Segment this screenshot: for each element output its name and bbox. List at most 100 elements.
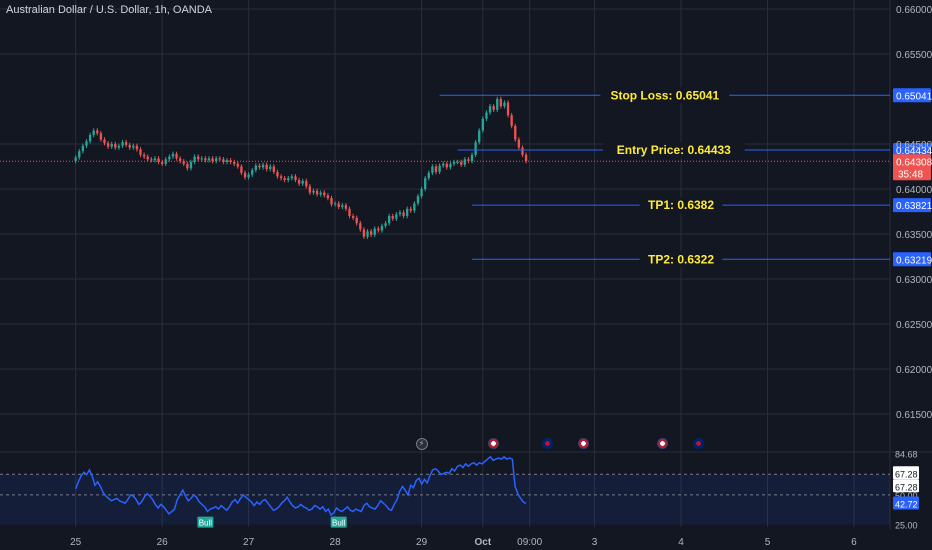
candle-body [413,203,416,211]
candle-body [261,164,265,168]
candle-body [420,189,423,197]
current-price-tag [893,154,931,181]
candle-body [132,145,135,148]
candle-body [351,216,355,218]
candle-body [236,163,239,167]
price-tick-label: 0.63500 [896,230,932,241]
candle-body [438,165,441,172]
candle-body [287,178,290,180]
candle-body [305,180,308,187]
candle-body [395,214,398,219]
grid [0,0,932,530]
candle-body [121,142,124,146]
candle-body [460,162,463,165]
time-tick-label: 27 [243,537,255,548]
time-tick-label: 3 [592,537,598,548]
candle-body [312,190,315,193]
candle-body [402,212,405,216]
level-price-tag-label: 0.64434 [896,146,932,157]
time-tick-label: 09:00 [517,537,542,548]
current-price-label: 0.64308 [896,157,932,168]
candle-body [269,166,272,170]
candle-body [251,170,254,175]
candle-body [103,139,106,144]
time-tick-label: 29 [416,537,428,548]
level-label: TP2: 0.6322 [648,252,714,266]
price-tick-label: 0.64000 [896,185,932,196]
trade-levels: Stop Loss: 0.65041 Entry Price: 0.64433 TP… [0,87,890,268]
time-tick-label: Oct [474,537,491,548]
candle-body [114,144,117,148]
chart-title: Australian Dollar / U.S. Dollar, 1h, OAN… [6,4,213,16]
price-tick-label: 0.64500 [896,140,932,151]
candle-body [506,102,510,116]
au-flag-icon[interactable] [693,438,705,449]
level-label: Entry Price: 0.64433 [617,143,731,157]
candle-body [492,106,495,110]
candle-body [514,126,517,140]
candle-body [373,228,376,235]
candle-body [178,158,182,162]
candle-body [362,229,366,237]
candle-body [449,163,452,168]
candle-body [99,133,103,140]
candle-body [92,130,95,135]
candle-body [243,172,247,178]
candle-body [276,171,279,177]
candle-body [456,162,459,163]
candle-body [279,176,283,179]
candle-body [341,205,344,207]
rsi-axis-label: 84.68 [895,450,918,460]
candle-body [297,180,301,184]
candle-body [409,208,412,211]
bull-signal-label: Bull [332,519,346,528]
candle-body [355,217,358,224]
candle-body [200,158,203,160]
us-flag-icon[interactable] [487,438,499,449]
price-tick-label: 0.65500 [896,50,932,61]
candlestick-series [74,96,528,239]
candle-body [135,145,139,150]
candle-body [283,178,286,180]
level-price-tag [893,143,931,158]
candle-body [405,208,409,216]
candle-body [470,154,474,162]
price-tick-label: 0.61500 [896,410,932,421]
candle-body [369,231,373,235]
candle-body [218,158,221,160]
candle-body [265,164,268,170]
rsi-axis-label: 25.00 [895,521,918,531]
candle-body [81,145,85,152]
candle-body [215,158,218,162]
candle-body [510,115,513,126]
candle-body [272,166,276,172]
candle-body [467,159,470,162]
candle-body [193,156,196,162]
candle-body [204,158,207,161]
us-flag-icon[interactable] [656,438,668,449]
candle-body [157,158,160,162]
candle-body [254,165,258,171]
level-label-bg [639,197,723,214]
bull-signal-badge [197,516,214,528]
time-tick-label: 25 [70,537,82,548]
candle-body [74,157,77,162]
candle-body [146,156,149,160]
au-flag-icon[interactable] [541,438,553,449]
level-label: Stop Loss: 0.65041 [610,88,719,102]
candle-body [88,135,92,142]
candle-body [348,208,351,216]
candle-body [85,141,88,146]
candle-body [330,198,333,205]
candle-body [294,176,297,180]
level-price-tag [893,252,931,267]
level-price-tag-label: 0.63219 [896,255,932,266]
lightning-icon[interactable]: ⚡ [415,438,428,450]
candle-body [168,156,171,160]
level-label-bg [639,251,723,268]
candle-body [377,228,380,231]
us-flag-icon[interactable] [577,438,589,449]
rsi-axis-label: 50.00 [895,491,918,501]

--

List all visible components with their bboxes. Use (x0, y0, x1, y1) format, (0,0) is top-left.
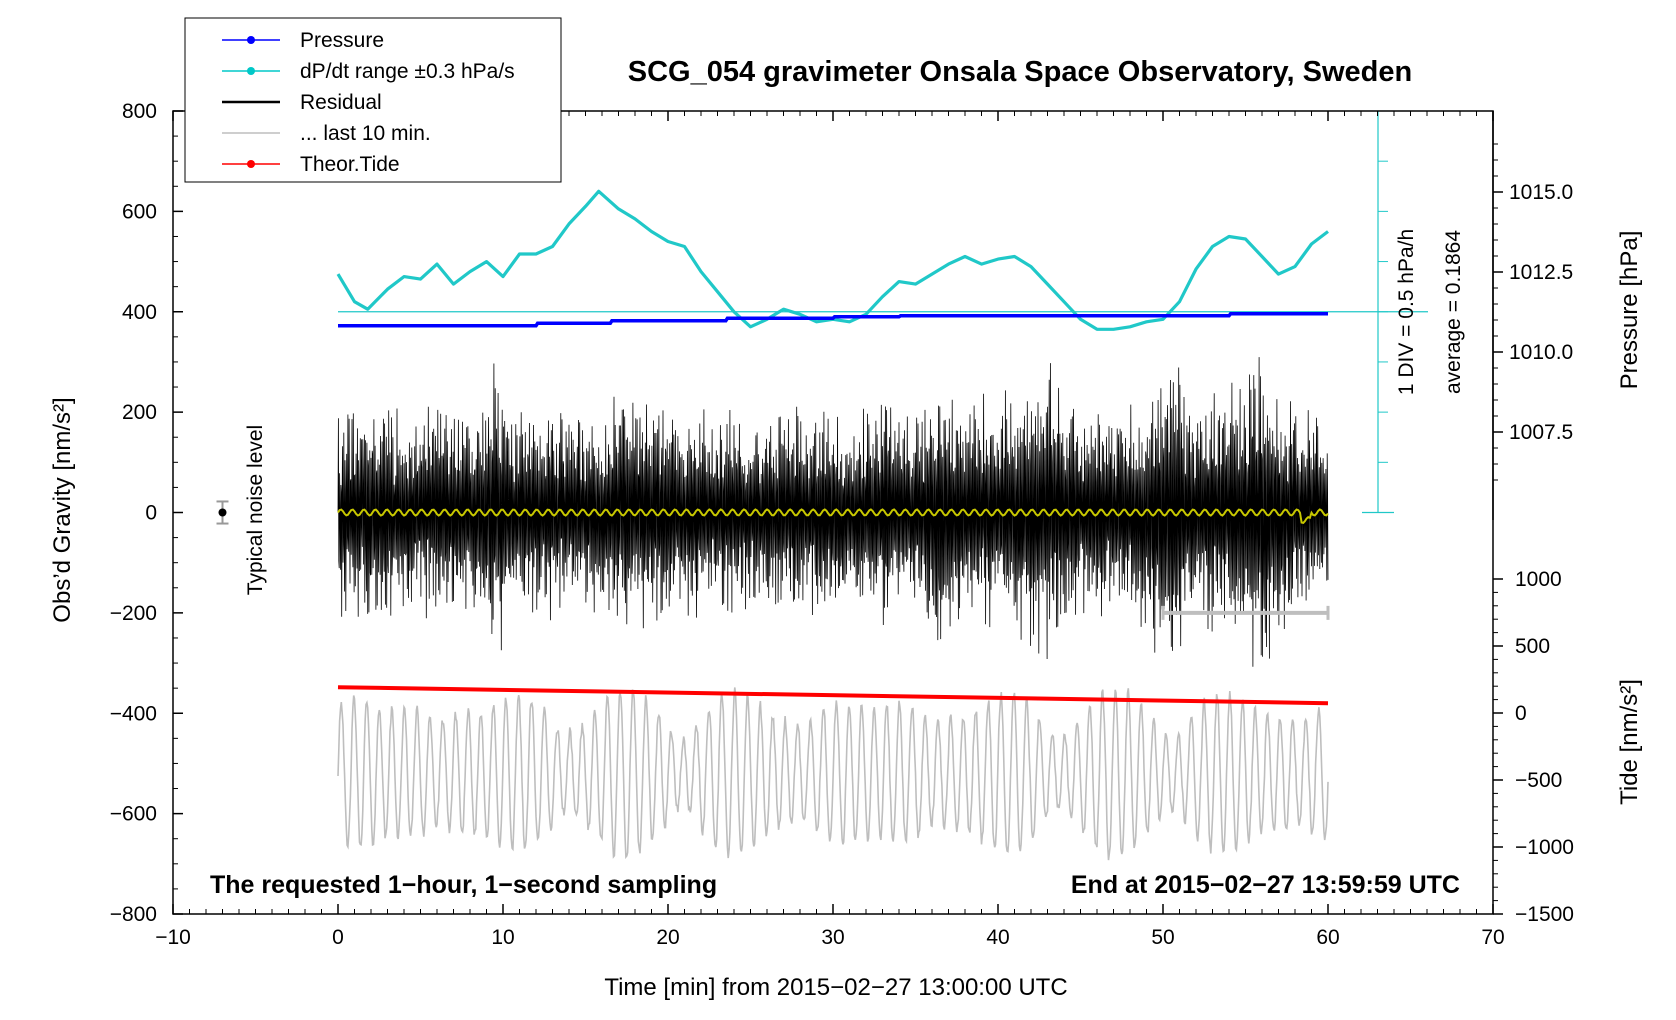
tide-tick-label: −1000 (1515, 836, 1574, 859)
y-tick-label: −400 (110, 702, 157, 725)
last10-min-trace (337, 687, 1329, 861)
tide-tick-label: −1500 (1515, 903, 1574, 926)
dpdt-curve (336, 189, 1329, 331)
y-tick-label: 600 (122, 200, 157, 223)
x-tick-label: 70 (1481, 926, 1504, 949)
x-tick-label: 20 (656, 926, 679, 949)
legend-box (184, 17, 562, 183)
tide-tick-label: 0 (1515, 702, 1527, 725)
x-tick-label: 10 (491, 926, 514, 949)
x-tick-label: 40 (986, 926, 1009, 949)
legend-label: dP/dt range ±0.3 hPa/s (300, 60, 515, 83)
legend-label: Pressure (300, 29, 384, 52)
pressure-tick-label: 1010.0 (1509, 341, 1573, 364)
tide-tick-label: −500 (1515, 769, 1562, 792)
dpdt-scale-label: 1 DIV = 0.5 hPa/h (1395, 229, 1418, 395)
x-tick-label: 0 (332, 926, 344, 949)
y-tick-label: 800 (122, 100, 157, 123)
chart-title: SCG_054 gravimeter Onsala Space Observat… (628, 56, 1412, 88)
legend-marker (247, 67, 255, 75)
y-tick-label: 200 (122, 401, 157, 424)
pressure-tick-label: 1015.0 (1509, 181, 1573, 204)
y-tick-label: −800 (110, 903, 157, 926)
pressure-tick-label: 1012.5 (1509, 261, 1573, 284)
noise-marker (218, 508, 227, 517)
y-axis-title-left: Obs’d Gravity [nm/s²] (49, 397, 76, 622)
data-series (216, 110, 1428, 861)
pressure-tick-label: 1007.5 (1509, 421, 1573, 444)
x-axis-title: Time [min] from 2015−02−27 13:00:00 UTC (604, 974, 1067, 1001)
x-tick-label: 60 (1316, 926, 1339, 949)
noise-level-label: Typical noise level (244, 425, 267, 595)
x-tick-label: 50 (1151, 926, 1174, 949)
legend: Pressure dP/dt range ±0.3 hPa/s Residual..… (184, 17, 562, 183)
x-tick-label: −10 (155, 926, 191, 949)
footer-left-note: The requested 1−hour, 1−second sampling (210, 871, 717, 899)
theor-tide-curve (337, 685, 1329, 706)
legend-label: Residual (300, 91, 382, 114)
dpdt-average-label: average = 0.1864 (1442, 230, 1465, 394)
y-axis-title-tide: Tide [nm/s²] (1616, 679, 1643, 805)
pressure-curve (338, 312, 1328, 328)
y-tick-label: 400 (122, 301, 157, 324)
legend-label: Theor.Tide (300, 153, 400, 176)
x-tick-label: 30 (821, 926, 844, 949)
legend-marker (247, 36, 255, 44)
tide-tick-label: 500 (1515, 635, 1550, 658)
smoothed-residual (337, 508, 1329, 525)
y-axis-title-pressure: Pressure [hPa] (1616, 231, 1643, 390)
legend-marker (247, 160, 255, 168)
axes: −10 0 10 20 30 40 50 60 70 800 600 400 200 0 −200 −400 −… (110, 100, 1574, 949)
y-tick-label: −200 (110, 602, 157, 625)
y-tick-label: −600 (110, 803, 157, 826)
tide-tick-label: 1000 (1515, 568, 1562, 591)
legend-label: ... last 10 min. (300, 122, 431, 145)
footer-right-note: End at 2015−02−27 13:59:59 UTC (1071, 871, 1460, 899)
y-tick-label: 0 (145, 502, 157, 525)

---

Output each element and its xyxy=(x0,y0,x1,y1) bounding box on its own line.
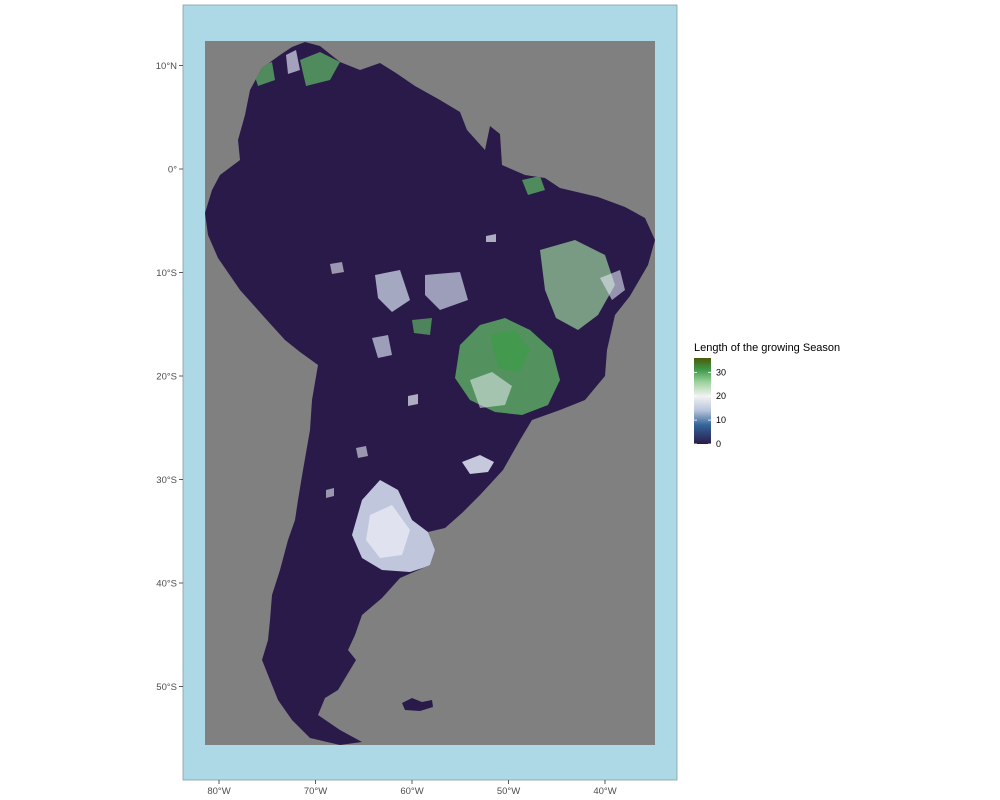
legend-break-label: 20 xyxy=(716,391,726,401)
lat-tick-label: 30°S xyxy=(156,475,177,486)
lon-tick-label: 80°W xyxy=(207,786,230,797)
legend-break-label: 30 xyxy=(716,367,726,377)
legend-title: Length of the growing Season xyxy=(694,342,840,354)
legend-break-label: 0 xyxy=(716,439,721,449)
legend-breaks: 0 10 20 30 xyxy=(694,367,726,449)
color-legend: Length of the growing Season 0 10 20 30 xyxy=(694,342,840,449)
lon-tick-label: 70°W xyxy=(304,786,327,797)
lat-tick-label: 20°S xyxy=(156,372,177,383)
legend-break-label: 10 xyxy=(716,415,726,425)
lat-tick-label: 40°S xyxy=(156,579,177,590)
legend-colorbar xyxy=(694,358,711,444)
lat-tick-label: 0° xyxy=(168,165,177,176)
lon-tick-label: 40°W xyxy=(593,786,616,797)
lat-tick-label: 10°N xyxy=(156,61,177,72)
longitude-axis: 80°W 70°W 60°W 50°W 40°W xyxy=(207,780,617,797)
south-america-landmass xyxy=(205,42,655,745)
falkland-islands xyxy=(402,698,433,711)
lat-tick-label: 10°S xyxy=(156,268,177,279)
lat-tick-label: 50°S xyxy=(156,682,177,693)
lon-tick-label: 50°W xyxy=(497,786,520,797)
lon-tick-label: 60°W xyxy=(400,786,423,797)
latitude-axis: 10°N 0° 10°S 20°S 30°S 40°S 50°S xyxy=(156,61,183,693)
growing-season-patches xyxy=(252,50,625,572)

__TASK REQUIREMENTS__
Copy out, unchanged, the lines from the one containing "candle-body [413,203,416,211]" through the one containing "candle-body [305,180,308,187]", including both of those lines.

__ANSWER FOR THIS EXERCISE__
candle-body [413,203,416,211]
candle-body [261,164,265,168]
candle-body [420,189,423,197]
current-price-tag [893,154,931,181]
candle-body [132,145,135,148]
candle-body [351,216,355,218]
candle-body [236,163,239,167]
price-tick-label: 0.63500 [896,230,932,241]
candle-body [438,165,441,172]
candle-body [287,178,290,180]
candle-body [305,180,308,187]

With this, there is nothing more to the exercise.